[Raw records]
********************
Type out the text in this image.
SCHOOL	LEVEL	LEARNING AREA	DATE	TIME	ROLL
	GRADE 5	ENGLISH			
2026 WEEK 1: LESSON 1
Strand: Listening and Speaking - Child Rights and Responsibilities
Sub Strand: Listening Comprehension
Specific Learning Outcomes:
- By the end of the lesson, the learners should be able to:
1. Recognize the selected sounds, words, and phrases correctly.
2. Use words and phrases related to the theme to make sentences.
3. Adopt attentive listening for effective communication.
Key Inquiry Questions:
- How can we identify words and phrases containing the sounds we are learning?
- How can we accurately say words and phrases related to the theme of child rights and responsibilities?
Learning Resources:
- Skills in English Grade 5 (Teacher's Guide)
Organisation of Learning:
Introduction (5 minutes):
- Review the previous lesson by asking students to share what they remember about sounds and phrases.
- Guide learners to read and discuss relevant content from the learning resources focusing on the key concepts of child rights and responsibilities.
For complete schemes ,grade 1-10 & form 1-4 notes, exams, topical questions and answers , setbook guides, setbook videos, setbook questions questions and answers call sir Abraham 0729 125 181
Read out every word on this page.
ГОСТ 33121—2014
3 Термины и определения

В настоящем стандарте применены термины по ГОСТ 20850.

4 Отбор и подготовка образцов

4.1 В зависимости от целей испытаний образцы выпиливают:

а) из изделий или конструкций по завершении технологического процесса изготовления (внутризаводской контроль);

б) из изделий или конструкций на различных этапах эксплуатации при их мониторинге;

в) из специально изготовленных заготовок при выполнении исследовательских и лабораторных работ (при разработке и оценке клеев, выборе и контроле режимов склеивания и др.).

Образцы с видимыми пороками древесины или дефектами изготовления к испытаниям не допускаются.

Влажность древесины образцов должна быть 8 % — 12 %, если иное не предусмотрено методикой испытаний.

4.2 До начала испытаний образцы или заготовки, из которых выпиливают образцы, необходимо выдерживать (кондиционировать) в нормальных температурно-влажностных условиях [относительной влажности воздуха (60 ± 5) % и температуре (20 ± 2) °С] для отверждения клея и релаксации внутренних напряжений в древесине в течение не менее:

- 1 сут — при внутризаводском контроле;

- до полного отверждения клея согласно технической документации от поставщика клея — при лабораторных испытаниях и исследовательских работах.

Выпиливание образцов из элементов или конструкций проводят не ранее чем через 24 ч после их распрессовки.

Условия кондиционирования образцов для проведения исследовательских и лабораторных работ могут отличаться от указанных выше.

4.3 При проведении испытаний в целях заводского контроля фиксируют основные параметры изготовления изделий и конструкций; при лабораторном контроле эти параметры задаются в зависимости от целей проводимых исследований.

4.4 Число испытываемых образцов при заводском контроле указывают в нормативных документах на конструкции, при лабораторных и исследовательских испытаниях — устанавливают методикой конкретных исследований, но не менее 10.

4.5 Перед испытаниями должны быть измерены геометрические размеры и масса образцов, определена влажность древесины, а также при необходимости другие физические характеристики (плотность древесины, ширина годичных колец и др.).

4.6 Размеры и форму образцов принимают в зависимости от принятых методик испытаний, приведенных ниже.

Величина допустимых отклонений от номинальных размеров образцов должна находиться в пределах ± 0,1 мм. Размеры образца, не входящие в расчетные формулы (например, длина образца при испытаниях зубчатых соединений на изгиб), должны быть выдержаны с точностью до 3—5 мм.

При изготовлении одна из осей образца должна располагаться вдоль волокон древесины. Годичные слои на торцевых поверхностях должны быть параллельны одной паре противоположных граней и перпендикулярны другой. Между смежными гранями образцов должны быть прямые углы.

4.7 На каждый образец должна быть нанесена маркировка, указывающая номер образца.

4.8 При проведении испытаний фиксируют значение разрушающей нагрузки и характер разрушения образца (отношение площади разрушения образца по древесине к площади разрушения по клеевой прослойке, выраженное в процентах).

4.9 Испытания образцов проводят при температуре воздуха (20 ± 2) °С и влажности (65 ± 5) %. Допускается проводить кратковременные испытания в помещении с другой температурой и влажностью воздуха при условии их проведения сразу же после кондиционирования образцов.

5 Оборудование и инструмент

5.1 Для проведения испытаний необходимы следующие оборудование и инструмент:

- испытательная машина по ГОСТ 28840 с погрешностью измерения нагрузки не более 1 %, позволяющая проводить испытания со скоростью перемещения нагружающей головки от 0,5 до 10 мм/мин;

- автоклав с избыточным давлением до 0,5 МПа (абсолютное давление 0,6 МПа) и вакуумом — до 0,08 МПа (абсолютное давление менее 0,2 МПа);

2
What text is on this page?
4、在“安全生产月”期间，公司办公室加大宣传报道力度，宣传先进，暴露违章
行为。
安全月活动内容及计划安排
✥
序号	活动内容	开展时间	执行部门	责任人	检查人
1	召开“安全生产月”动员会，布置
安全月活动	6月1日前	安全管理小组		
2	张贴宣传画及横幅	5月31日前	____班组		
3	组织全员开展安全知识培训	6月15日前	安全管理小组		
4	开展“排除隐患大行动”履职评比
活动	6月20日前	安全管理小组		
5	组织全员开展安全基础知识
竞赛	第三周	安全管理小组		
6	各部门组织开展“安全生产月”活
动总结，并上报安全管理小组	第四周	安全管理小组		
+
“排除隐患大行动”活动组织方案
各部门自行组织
********************
EXERCISE TASK >> For this exercise, gather every line of the data that contains the word "целей".

CORRECT RESULT >>
4.1 В зависимости от целей испытаний образцы выпиливают:
4.3 При проведении испытаний в целях заводского контроля фиксируют основные параметры изготовления изделий и конструкций; при лабораторном контроле эти параметры задаются в зависимости от целей проводимых исследований.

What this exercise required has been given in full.